◆ YOUR OBJECTIVE ◆
Below are some records; work out how many of their lines contain "worek" and give the number only.

Extracted data entries
_ _ _ _ _ _ _
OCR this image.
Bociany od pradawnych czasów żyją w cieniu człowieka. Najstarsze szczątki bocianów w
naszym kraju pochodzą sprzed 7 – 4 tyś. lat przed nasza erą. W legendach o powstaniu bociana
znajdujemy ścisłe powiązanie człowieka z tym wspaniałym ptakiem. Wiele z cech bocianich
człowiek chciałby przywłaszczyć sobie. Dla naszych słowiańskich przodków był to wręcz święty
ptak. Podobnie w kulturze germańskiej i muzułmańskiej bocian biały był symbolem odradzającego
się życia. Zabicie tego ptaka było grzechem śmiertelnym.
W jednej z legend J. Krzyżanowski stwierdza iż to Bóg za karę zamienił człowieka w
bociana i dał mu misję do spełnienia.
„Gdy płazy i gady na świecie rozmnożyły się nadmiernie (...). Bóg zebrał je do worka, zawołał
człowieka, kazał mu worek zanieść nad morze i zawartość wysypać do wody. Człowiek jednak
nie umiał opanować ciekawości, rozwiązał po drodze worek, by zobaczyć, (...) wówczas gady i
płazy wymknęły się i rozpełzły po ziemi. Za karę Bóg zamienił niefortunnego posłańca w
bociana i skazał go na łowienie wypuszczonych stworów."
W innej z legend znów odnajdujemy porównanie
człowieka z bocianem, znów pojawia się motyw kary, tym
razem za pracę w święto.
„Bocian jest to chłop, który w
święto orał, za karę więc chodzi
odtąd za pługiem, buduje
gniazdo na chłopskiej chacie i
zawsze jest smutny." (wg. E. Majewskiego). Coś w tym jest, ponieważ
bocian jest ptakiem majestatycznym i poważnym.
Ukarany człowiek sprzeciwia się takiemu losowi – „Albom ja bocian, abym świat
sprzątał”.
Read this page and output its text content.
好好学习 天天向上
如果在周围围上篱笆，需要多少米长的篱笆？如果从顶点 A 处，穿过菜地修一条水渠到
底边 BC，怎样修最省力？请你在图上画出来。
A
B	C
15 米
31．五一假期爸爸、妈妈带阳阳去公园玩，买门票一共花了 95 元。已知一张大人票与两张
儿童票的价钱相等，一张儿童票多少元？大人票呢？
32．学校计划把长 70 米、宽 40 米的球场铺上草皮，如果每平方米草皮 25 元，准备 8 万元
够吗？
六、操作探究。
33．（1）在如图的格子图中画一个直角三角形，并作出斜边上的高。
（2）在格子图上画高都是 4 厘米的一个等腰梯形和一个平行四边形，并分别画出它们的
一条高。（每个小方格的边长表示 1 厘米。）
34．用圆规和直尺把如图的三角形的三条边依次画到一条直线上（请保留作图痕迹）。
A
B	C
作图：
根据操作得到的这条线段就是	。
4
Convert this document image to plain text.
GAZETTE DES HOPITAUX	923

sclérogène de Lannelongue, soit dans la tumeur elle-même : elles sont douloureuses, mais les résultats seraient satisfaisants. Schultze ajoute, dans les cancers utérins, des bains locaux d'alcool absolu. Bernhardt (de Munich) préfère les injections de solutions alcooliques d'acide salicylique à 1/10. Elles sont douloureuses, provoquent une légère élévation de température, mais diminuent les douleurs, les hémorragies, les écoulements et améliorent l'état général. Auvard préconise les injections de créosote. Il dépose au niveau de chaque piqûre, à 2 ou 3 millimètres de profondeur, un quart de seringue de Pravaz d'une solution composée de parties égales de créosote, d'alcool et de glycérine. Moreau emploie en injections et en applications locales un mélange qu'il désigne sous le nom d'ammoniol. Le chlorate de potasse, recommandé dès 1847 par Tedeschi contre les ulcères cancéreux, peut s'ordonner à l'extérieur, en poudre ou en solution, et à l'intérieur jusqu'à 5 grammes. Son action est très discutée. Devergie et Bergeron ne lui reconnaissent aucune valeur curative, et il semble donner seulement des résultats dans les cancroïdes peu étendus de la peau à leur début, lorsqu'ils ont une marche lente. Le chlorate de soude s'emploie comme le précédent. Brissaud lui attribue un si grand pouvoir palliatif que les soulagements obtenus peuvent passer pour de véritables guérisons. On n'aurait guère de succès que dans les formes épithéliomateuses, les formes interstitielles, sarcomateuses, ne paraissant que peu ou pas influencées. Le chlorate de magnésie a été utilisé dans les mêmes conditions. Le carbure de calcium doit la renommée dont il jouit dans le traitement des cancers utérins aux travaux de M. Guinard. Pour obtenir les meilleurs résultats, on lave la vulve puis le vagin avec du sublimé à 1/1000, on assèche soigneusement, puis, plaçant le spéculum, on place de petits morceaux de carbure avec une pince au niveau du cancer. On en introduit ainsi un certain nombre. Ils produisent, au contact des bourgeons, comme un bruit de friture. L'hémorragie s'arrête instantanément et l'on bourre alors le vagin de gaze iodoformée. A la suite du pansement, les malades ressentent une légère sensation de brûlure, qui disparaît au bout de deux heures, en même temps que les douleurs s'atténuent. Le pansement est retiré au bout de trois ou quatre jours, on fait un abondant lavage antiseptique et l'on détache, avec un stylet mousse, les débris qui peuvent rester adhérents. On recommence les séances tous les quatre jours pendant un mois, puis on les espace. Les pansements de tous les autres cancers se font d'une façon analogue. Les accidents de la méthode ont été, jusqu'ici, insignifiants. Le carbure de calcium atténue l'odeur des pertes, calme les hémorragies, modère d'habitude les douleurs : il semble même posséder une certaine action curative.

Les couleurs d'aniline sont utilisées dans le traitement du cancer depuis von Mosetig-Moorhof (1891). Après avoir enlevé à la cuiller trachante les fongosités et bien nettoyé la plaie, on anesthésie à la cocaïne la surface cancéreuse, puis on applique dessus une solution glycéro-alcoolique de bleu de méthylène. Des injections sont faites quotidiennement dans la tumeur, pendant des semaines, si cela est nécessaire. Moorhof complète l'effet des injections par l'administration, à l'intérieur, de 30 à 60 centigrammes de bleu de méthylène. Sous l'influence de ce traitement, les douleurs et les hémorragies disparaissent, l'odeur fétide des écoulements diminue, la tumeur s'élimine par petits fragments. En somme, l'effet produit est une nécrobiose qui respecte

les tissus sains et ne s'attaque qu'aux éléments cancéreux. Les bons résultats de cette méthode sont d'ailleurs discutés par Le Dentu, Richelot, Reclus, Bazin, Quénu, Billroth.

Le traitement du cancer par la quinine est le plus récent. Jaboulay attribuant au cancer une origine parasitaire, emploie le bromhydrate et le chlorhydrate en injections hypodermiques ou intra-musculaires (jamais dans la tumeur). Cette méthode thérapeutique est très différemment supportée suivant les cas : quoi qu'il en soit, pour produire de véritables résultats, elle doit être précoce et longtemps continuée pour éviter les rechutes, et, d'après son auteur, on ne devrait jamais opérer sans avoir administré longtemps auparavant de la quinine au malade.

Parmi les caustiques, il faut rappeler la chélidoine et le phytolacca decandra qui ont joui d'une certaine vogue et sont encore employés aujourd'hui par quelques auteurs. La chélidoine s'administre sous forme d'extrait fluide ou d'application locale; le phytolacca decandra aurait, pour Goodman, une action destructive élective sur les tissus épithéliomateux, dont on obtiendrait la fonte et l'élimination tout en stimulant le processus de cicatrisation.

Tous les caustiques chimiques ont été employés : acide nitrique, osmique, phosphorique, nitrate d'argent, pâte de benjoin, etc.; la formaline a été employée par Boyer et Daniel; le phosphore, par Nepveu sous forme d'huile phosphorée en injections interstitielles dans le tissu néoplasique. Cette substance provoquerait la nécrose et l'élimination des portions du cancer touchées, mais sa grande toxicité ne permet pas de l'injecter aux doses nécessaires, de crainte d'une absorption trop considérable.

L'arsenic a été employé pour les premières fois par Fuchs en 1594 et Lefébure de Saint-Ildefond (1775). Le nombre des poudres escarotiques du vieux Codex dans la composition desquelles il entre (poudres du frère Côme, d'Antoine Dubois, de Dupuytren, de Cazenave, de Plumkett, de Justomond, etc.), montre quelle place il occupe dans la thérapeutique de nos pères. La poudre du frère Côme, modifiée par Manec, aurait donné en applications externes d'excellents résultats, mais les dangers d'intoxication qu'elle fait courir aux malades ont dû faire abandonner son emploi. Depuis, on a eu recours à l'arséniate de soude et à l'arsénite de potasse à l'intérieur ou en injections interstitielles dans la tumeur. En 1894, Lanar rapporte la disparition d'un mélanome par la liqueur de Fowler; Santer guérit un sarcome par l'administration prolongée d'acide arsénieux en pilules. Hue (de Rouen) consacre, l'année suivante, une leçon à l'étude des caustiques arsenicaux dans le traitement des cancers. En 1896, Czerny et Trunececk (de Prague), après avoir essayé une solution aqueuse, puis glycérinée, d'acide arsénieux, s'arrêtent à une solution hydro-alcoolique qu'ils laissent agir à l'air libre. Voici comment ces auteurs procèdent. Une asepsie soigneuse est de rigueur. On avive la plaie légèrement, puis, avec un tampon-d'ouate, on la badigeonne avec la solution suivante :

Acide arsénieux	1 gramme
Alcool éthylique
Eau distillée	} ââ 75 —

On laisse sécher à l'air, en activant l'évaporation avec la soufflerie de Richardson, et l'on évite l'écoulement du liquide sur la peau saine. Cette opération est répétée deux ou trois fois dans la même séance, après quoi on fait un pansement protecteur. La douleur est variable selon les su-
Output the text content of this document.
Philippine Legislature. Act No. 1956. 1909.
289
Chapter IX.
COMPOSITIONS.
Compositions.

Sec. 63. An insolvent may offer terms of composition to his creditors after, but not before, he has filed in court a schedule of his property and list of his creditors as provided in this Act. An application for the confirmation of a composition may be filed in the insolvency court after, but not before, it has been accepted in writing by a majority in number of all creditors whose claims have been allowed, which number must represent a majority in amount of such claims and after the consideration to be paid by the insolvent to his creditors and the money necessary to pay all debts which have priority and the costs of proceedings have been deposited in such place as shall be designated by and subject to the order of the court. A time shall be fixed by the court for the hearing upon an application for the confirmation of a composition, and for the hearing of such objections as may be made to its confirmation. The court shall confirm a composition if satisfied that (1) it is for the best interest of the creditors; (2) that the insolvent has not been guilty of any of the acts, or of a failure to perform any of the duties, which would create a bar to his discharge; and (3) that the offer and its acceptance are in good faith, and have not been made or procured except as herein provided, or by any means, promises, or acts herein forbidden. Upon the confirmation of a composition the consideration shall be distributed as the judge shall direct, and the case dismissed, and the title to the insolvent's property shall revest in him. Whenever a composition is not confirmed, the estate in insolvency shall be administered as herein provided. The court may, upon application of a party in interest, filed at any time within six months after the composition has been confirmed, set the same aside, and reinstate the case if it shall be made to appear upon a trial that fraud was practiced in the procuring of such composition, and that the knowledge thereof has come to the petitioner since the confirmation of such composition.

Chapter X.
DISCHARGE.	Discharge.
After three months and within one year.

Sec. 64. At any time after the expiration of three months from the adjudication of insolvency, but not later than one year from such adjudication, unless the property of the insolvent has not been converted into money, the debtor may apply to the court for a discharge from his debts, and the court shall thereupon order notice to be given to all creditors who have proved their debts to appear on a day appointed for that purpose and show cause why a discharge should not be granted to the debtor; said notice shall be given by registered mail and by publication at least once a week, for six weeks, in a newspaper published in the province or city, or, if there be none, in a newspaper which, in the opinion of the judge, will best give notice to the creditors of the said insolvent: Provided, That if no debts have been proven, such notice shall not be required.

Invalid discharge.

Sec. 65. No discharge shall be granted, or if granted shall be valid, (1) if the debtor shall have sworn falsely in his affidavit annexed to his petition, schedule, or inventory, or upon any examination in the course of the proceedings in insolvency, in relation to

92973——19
_ _ _ _ _ _ _
◆ RESULT FOR THIS TASK ◆
2